PROVIDED RECORDS:
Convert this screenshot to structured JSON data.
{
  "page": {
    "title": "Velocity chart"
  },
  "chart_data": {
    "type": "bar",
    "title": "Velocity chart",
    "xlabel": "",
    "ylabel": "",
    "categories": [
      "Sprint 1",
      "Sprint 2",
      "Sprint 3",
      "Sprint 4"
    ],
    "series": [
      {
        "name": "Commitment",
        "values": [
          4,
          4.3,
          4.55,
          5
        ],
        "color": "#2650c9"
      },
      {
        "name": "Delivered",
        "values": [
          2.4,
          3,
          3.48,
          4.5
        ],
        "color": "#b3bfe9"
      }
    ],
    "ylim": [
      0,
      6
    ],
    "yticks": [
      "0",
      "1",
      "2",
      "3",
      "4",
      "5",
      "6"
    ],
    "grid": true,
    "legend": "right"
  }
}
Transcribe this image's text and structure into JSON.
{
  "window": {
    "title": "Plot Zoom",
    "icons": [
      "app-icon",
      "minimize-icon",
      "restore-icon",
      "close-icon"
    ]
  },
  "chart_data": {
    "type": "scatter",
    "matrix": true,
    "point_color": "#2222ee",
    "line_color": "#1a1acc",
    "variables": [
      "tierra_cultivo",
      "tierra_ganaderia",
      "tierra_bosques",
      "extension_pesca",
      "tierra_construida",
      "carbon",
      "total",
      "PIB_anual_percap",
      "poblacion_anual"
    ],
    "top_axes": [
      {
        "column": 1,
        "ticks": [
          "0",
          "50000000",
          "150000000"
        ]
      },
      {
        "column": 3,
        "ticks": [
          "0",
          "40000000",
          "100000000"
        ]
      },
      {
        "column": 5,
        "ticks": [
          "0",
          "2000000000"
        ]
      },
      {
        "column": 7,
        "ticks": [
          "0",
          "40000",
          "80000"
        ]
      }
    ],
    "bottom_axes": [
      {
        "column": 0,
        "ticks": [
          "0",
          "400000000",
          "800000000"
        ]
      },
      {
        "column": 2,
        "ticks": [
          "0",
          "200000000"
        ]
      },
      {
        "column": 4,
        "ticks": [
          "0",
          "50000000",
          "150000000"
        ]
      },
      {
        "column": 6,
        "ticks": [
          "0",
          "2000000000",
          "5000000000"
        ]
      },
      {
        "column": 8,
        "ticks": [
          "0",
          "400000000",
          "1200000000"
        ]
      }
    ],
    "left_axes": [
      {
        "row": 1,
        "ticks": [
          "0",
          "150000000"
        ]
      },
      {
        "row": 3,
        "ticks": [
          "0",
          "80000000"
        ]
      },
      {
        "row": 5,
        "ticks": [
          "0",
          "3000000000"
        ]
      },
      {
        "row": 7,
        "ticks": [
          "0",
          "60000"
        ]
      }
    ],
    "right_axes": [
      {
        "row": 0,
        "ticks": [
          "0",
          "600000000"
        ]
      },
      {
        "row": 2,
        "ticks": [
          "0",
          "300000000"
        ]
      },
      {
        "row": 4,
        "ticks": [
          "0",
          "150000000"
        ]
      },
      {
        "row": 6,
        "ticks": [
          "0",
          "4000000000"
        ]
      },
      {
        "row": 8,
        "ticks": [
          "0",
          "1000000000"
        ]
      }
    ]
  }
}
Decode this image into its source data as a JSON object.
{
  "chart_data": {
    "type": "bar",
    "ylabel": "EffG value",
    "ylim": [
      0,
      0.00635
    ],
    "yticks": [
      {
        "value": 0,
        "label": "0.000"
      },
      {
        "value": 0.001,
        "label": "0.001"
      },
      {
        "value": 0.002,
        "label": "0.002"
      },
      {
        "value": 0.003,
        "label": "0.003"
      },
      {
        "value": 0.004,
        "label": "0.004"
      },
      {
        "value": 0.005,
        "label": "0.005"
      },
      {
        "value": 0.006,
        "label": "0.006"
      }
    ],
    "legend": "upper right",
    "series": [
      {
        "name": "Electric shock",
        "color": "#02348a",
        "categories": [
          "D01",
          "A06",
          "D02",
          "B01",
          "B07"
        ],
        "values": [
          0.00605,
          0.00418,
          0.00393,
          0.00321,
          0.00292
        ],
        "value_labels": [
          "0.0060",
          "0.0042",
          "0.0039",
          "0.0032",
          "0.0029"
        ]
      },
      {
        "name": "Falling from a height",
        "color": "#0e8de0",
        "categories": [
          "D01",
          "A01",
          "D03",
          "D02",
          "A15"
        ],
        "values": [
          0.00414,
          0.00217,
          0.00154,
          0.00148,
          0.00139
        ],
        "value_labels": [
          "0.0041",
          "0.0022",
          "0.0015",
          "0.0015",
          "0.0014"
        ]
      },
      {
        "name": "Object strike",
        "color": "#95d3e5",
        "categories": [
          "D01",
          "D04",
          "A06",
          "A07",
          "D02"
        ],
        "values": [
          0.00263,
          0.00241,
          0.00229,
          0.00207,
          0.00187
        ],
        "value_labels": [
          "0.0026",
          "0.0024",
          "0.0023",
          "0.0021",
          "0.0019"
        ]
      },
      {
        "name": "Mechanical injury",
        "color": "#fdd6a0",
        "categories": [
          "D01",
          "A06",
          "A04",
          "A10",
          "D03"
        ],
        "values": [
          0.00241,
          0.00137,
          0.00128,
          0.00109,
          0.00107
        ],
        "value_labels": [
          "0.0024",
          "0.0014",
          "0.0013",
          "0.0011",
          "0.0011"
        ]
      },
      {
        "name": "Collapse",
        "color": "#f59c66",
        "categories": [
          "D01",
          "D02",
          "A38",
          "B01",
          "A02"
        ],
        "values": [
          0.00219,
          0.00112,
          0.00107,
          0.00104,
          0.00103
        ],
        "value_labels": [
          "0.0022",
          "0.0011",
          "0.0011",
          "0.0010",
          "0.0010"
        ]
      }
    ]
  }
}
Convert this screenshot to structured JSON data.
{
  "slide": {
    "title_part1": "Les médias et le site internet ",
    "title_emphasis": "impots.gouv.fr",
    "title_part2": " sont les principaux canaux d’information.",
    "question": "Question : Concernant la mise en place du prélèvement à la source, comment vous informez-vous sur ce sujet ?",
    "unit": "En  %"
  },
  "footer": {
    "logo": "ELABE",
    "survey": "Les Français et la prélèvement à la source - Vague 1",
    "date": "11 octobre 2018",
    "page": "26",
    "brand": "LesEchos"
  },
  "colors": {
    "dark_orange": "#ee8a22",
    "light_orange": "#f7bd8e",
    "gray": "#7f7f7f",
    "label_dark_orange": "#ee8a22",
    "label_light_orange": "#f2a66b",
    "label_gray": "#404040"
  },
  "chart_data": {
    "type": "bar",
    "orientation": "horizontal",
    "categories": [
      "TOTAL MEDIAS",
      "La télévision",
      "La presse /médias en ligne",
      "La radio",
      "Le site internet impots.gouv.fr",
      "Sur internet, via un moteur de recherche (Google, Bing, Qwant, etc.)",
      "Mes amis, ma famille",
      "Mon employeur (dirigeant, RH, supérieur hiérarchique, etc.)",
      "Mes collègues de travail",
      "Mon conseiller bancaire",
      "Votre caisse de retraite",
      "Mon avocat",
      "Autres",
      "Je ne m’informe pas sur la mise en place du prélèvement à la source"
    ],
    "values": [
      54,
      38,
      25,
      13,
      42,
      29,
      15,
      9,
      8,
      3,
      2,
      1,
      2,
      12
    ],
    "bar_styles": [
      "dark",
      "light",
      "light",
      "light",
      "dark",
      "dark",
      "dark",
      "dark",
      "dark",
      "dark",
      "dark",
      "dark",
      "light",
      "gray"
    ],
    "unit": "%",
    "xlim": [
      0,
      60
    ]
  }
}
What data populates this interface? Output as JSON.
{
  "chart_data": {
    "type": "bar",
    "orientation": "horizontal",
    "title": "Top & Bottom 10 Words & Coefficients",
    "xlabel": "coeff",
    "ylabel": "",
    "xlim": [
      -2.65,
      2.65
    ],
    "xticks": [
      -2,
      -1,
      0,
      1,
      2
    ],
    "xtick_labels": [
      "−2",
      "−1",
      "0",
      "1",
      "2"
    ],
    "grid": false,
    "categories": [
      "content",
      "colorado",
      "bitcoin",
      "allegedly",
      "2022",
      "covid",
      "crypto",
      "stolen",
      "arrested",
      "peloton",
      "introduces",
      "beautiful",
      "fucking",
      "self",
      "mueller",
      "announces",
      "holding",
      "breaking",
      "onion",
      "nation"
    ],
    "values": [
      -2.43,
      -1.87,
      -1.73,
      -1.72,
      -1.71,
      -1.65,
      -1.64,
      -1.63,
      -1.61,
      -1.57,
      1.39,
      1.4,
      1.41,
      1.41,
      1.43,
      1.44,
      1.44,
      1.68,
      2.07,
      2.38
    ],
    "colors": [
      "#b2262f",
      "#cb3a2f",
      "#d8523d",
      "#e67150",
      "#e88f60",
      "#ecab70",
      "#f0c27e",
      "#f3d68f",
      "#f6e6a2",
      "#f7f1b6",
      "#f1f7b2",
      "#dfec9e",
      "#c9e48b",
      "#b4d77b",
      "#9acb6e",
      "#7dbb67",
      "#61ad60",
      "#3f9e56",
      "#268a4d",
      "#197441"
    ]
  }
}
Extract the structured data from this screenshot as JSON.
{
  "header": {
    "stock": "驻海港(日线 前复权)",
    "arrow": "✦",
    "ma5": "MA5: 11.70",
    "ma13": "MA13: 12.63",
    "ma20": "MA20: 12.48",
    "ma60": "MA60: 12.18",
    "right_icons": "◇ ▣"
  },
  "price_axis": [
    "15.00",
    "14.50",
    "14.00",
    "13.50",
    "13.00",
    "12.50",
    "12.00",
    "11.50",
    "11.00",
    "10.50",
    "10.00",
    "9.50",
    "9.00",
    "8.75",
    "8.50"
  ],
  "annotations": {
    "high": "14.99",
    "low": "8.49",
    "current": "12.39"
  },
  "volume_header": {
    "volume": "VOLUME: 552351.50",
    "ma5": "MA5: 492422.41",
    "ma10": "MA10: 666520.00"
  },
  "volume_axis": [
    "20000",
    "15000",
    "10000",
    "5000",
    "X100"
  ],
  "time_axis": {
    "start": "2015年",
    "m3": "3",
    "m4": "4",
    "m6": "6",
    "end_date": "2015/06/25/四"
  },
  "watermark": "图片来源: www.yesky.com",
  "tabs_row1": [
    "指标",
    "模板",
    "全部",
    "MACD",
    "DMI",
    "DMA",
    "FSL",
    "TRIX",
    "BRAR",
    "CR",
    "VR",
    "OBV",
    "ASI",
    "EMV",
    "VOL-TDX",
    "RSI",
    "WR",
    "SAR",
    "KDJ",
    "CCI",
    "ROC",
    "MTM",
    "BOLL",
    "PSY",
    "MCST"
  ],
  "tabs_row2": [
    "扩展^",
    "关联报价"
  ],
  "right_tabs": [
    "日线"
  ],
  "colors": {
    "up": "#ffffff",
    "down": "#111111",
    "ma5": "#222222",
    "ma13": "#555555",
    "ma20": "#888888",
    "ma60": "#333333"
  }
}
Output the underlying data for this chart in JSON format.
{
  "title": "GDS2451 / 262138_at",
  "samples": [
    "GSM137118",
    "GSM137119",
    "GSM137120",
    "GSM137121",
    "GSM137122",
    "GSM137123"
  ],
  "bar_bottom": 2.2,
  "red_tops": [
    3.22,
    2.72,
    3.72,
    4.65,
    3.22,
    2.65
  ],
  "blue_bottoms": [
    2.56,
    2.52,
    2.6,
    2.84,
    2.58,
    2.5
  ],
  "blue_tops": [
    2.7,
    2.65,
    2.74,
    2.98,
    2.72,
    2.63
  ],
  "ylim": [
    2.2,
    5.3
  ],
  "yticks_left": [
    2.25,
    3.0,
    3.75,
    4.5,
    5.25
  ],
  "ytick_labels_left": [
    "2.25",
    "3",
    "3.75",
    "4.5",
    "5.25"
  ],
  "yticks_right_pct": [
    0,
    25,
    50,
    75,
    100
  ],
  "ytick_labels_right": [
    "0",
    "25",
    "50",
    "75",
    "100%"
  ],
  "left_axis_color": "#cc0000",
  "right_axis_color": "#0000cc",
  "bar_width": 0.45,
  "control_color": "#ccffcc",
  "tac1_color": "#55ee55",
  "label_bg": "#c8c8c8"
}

BRIEF: Pick out each line containing "name" and report it.

RESPONSE TO THE EXERCISE:
        "name": "Commitment",
        "name": "Delivered",
        "name": "Electric shock",
        "name": "Falling from a height",
        "name": "Object strike",
        "name": "Mechanical injury",
        "name": "Collapse",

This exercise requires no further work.